**Written task:** Count the lines below that contain "this". Give only the number.

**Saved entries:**
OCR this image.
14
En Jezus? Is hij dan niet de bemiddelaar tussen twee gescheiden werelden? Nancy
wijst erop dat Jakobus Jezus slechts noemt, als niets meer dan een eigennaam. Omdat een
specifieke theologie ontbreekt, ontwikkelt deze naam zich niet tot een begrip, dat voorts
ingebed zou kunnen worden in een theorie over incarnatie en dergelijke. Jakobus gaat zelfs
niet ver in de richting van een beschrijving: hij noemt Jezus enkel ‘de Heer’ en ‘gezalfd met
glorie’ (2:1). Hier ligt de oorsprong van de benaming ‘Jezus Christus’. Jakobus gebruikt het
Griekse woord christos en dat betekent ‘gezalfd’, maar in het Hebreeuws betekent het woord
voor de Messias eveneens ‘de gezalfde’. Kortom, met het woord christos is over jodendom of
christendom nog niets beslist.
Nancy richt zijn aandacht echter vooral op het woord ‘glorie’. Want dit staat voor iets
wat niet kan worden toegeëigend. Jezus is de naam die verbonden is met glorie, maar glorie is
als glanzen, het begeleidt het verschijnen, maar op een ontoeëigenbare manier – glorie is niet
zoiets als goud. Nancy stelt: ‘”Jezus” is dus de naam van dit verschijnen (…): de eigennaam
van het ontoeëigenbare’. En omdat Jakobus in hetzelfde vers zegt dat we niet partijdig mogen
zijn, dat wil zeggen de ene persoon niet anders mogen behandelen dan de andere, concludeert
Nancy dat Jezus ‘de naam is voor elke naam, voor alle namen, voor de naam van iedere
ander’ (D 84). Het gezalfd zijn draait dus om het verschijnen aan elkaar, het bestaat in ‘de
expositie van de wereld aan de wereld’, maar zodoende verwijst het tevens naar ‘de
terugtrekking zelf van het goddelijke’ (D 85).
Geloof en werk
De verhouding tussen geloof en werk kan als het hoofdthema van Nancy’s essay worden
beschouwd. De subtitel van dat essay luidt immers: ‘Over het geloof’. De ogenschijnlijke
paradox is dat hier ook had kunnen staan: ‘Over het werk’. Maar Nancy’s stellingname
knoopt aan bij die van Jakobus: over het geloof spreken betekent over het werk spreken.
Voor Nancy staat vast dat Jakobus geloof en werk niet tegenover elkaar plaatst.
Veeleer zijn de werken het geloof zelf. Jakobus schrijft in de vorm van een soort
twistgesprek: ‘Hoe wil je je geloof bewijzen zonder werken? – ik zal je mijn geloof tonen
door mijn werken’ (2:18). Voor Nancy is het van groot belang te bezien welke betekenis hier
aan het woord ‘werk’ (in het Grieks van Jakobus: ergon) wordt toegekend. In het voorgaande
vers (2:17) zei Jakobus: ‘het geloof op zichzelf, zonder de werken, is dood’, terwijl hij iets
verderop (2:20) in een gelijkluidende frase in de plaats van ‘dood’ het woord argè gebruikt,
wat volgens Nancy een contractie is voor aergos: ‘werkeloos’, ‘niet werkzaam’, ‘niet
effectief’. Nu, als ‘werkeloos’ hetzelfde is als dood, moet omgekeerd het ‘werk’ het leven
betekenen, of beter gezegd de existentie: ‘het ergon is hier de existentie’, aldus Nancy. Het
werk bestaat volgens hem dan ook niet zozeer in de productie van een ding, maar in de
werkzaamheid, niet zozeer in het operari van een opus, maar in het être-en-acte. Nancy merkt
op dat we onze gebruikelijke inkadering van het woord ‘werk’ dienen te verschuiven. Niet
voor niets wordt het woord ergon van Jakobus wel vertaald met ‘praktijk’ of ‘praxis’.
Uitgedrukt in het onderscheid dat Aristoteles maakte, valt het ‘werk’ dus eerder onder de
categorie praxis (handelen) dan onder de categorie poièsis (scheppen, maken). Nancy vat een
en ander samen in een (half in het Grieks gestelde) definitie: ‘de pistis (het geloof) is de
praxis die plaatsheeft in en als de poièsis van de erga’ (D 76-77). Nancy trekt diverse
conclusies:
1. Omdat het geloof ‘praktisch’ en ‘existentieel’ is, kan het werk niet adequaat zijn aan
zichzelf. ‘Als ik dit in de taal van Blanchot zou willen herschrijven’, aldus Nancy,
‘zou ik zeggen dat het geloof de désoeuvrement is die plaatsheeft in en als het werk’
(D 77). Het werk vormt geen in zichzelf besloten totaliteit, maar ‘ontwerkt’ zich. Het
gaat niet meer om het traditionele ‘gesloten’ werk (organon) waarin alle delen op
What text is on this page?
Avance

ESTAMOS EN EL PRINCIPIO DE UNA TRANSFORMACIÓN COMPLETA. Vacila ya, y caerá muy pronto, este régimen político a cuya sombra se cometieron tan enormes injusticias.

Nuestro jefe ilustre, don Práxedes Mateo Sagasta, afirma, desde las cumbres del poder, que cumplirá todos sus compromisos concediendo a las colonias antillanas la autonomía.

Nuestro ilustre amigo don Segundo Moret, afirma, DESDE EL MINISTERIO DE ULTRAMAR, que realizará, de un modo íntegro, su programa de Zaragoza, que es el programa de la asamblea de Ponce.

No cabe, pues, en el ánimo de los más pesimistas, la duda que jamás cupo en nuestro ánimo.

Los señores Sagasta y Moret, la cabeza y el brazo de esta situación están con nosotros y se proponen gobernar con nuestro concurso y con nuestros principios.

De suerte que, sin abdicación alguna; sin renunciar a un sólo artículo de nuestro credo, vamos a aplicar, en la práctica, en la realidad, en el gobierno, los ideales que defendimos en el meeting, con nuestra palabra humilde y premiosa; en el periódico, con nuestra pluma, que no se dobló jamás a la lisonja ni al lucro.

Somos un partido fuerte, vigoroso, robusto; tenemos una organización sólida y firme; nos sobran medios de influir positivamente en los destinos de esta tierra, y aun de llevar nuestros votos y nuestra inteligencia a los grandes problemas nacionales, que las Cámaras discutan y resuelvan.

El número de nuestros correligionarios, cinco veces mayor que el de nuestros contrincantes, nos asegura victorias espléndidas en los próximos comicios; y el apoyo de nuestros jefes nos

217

**Task response:** 2